## EXERCISE
Output all entries verbatim. Skip pictures.

## Raw records
::::::::::

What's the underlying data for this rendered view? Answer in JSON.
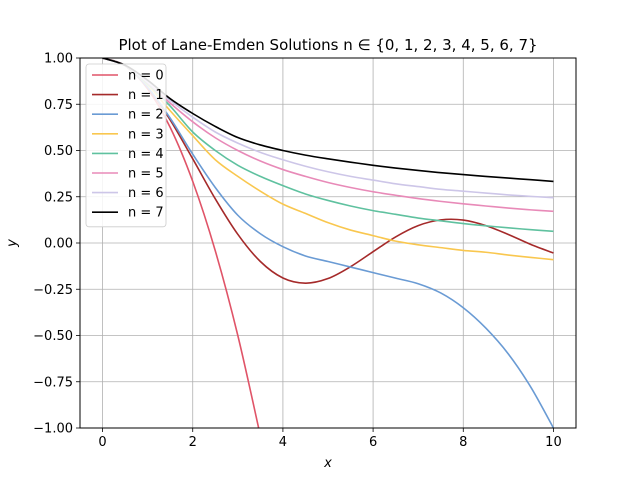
{
  "chart_data": {
    "type": "line",
    "title": "Plot of Lane-Emden Solutions n ∈ {0, 1, 2, 3, 4, 5, 6, 7}",
    "xlabel": "x",
    "ylabel": "y",
    "xlim": [
      -0.5,
      10.5
    ],
    "ylim": [
      -1.0,
      1.0
    ],
    "xticks": [
      "0",
      "2",
      "4",
      "6",
      "8",
      "10"
    ],
    "yticks": [
      "−1.00",
      "−0.75",
      "−0.50",
      "−0.25",
      "0.00",
      "0.25",
      "0.50",
      "0.75",
      "1.00"
    ],
    "grid": true,
    "legend_position": "top-left",
    "series": [
      {
        "name": "n = 0",
        "color": "#e05468",
        "x": [
          0,
          0.5,
          1,
          1.5,
          2,
          2.5,
          3,
          3.5
        ],
        "values": [
          1,
          0.958,
          0.833,
          0.625,
          0.333,
          -0.042,
          -0.5,
          -1.042
        ]
      },
      {
        "name": "n = 1",
        "color": "#a52a2a",
        "x": [
          0,
          0.5,
          1,
          1.5,
          2,
          2.5,
          3,
          3.5,
          4,
          4.5,
          5,
          5.5,
          6,
          6.5,
          7,
          7.5,
          8,
          8.5,
          9,
          9.5,
          10
        ],
        "values": [
          1,
          0.959,
          0.841,
          0.665,
          0.455,
          0.239,
          0.047,
          -0.1,
          -0.189,
          -0.217,
          -0.192,
          -0.128,
          -0.047,
          0.033,
          0.094,
          0.125,
          0.124,
          0.094,
          0.046,
          -0.008,
          -0.054
        ]
      },
      {
        "name": "n = 2",
        "color": "#6a9bd4",
        "x": [
          0,
          0.5,
          1,
          1.5,
          2,
          2.5,
          3,
          3.5,
          4,
          4.5,
          5,
          5.5,
          6,
          6.5,
          7,
          7.5,
          8,
          8.5,
          9,
          9.5,
          10
        ],
        "values": [
          1,
          0.959,
          0.842,
          0.675,
          0.48,
          0.3,
          0.15,
          0.05,
          -0.02,
          -0.07,
          -0.1,
          -0.13,
          -0.16,
          -0.19,
          -0.22,
          -0.27,
          -0.35,
          -0.46,
          -0.6,
          -0.78,
          -1.0
        ]
      },
      {
        "name": "n = 3",
        "color": "#f9c74f",
        "x": [
          0,
          0.5,
          1,
          1.5,
          2,
          2.5,
          3,
          3.5,
          4,
          4.5,
          5,
          5.5,
          6,
          6.5,
          7,
          7.5,
          8,
          8.5,
          9,
          9.5,
          10
        ],
        "values": [
          1,
          0.959,
          0.855,
          0.715,
          0.58,
          0.45,
          0.36,
          0.28,
          0.21,
          0.16,
          0.11,
          0.07,
          0.04,
          0.01,
          -0.01,
          -0.025,
          -0.04,
          -0.05,
          -0.065,
          -0.078,
          -0.09
        ]
      },
      {
        "name": "n = 4",
        "color": "#5fc19f",
        "x": [
          0,
          0.5,
          1,
          1.5,
          2,
          2.5,
          3,
          3.5,
          4,
          4.5,
          5,
          5.5,
          6,
          6.5,
          7,
          7.5,
          8,
          8.5,
          9,
          9.5,
          10
        ],
        "values": [
          1,
          0.959,
          0.86,
          0.74,
          0.6,
          0.5,
          0.42,
          0.36,
          0.31,
          0.265,
          0.23,
          0.2,
          0.175,
          0.155,
          0.135,
          0.12,
          0.105,
          0.093,
          0.082,
          0.072,
          0.063
        ]
      },
      {
        "name": "n = 5",
        "color": "#e88ab8",
        "x": [
          0,
          0.5,
          1,
          1.5,
          2,
          2.5,
          3,
          3.5,
          4,
          4.5,
          5,
          5.5,
          6,
          6.5,
          7,
          7.5,
          8,
          8.5,
          9,
          9.5,
          10
        ],
        "values": [
          1,
          0.96,
          0.866,
          0.756,
          0.655,
          0.569,
          0.5,
          0.443,
          0.397,
          0.36,
          0.327,
          0.3,
          0.277,
          0.258,
          0.24,
          0.225,
          0.212,
          0.2,
          0.189,
          0.179,
          0.171
        ]
      },
      {
        "name": "n = 6",
        "color": "#cdc6e8",
        "x": [
          0,
          0.5,
          1,
          1.5,
          2,
          2.5,
          3,
          3.5,
          4,
          4.5,
          5,
          5.5,
          6,
          6.5,
          7,
          7.5,
          8,
          8.5,
          9,
          9.5,
          10
        ],
        "values": [
          1,
          0.96,
          0.87,
          0.77,
          0.68,
          0.6,
          0.54,
          0.49,
          0.45,
          0.415,
          0.385,
          0.36,
          0.34,
          0.32,
          0.305,
          0.29,
          0.28,
          0.27,
          0.26,
          0.252,
          0.245
        ]
      },
      {
        "name": "n = 7",
        "color": "#000000",
        "x": [
          0,
          0.5,
          1,
          1.5,
          2,
          2.5,
          3,
          3.5,
          4,
          4.5,
          5,
          5.5,
          6,
          6.5,
          7,
          7.5,
          8,
          8.5,
          9,
          9.5,
          10
        ],
        "values": [
          1,
          0.961,
          0.88,
          0.78,
          0.7,
          0.63,
          0.57,
          0.53,
          0.5,
          0.475,
          0.455,
          0.437,
          0.42,
          0.405,
          0.392,
          0.38,
          0.37,
          0.36,
          0.351,
          0.342,
          0.333
        ]
      }
    ]
  }
}
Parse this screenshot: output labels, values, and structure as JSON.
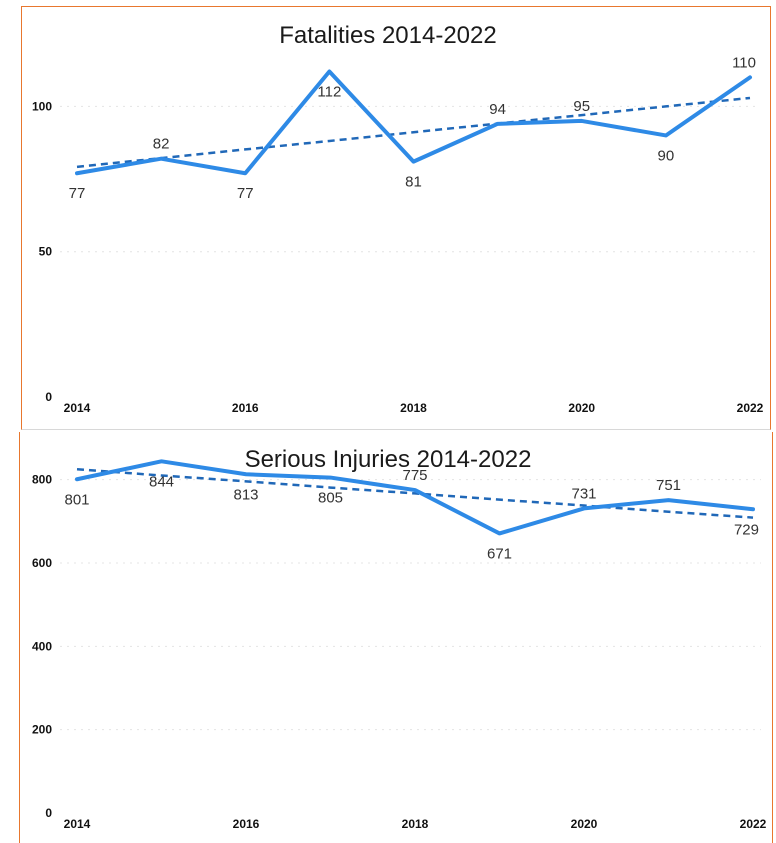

::::::::::

## ANSWER TO THIS EXERCISE
What's the underlying data for this rendered view? Answer in JSON.
{
  "chart_data": {
    "type": "line",
    "title": "Plot of Lane-Emden Solutions n ∈ {0, 1, 2, 3, 4, 5, 6, 7}",
    "xlabel": "x",
    "ylabel": "y",
    "xlim": [
      -0.5,
      10.5
    ],
    "ylim": [
      -1.0,
      1.0
    ],
    "xticks": [
      "0",
      "2",
      "4",
      "6",
      "8",
      "10"
    ],
    "yticks": [
      "−1.00",
      "−0.75",
      "−0.50",
      "−0.25",
      "0.00",
      "0.25",
      "0.50",
      "0.75",
      "1.00"
    ],
    "grid": true,
    "legend_position": "top-left",
    "series": [
      {
        "name": "n = 0",
        "color": "#e05468",
        "x": [
          0,
          0.5,
          1,
          1.5,
          2,
          2.5,
          3,
          3.5
        ],
        "values": [
          1,
          0.958,
          0.833,
          0.625,
          0.333,
          -0.042,
          -0.5,
          -1.042
        ]
      },
      {
        "name": "n = 1",
        "color": "#a52a2a",
        "x": [
          0,
          0.5,
          1,
          1.5,
          2,
          2.5,
          3,
          3.5,
          4,
          4.5,
          5,
          5.5,
          6,
          6.5,
          7,
          7.5,
          8,
          8.5,
          9,
          9.5,
          10
        ],
        "values": [
          1,
          0.959,
          0.841,
          0.665,
          0.455,
          0.239,
          0.047,
          -0.1,
          -0.189,
          -0.217,
          -0.192,
          -0.128,
          -0.047,
          0.033,
          0.094,
          0.125,
          0.124,
          0.094,
          0.046,
          -0.008,
          -0.054
        ]
      },
      {
        "name": "n = 2",
        "color": "#6a9bd4",
        "x": [
          0,
          0.5,
          1,
          1.5,
          2,
          2.5,
          3,
          3.5,
          4,
          4.5,
          5,
          5.5,
          6,
          6.5,
          7,
          7.5,
          8,
          8.5,
          9,
          9.5,
          10
        ],
        "values": [
          1,
          0.959,
          0.842,
          0.675,
          0.48,
          0.3,
          0.15,
          0.05,
          -0.02,
          -0.07,
          -0.1,
          -0.13,
          -0.16,
          -0.19,
          -0.22,
          -0.27,
          -0.35,
          -0.46,
          -0.6,
          -0.78,
          -1.0
        ]
      },
      {
        "name": "n = 3",
        "color": "#f9c74f",
        "x": [
          0,
          0.5,
          1,
          1.5,
          2,
          2.5,
          3,
          3.5,
          4,
          4.5,
          5,
          5.5,
          6,
          6.5,
          7,
          7.5,
          8,
          8.5,
          9,
          9.5,
          10
        ],
        "values": [
          1,
          0.959,
          0.855,
          0.715,
          0.58,
          0.45,
          0.36,
          0.28,
          0.21,
          0.16,
          0.11,
          0.07,
          0.04,
          0.01,
          -0.01,
          -0.025,
          -0.04,
          -0.05,
          -0.065,
          -0.078,
          -0.09
        ]
      },
      {
        "name": "n = 4",
        "color": "#5fc19f",
        "x": [
          0,
          0.5,
          1,
          1.5,
          2,
          2.5,
          3,
          3.5,
          4,
          4.5,
          5,
          5.5,
          6,
          6.5,
          7,
          7.5,
          8,
          8.5,
          9,
          9.5,
          10
        ],
        "values": [
          1,
          0.959,
          0.86,
          0.74,
          0.6,
          0.5,
          0.42,
          0.36,
          0.31,
          0.265,
          0.23,
          0.2,
          0.175,
          0.155,
          0.135,
          0.12,
          0.105,
          0.093,
          0.082,
          0.072,
          0.063
        ]
      },
      {
        "name": "n = 5",
        "color": "#e88ab8",
        "x": [
          0,
          0.5,
          1,
          1.5,
          2,
          2.5,
          3,
          3.5,
          4,
          4.5,
          5,
          5.5,
          6,
          6.5,
          7,
          7.5,
          8,
          8.5,
          9,
          9.5,
          10
        ],
        "values": [
          1,
          0.96,
          0.866,
          0.756,
          0.655,
          0.569,
          0.5,
          0.443,
          0.397,
          0.36,
          0.327,
          0.3,
          0.277,
          0.258,
          0.24,
          0.225,
          0.212,
          0.2,
          0.189,
          0.179,
          0.171
        ]
      },
      {
        "name": "n = 6",
        "color": "#cdc6e8",
        "x": [
          0,
          0.5,
          1,
          1.5,
          2,
          2.5,
          3,
          3.5,
          4,
          4.5,
          5,
          5.5,
          6,
          6.5,
          7,
          7.5,
          8,
          8.5,
          9,
          9.5,
          10
        ],
        "values": [
          1,
          0.96,
          0.87,
          0.77,
          0.68,
          0.6,
          0.54,
          0.49,
          0.45,
          0.415,
          0.385,
          0.36,
          0.34,
          0.32,
          0.305,
          0.29,
          0.28,
          0.27,
          0.26,
          0.252,
          0.245
        ]
      },
      {
        "name": "n = 7",
        "color": "#000000",
        "x": [
          0,
          0.5,
          1,
          1.5,
          2,
          2.5,
          3,
          3.5,
          4,
          4.5,
          5,
          5.5,
          6,
          6.5,
          7,
          7.5,
          8,
          8.5,
          9,
          9.5,
          10
        ],
        "values": [
          1,
          0.961,
          0.88,
          0.78,
          0.7,
          0.63,
          0.57,
          0.53,
          0.5,
          0.475,
          0.455,
          0.437,
          0.42,
          0.405,
          0.392,
          0.38,
          0.37,
          0.36,
          0.351,
          0.342,
          0.333
        ]
      }
    ]
  }
}
Parse this screenshot: output labels, values, and structure as JSON.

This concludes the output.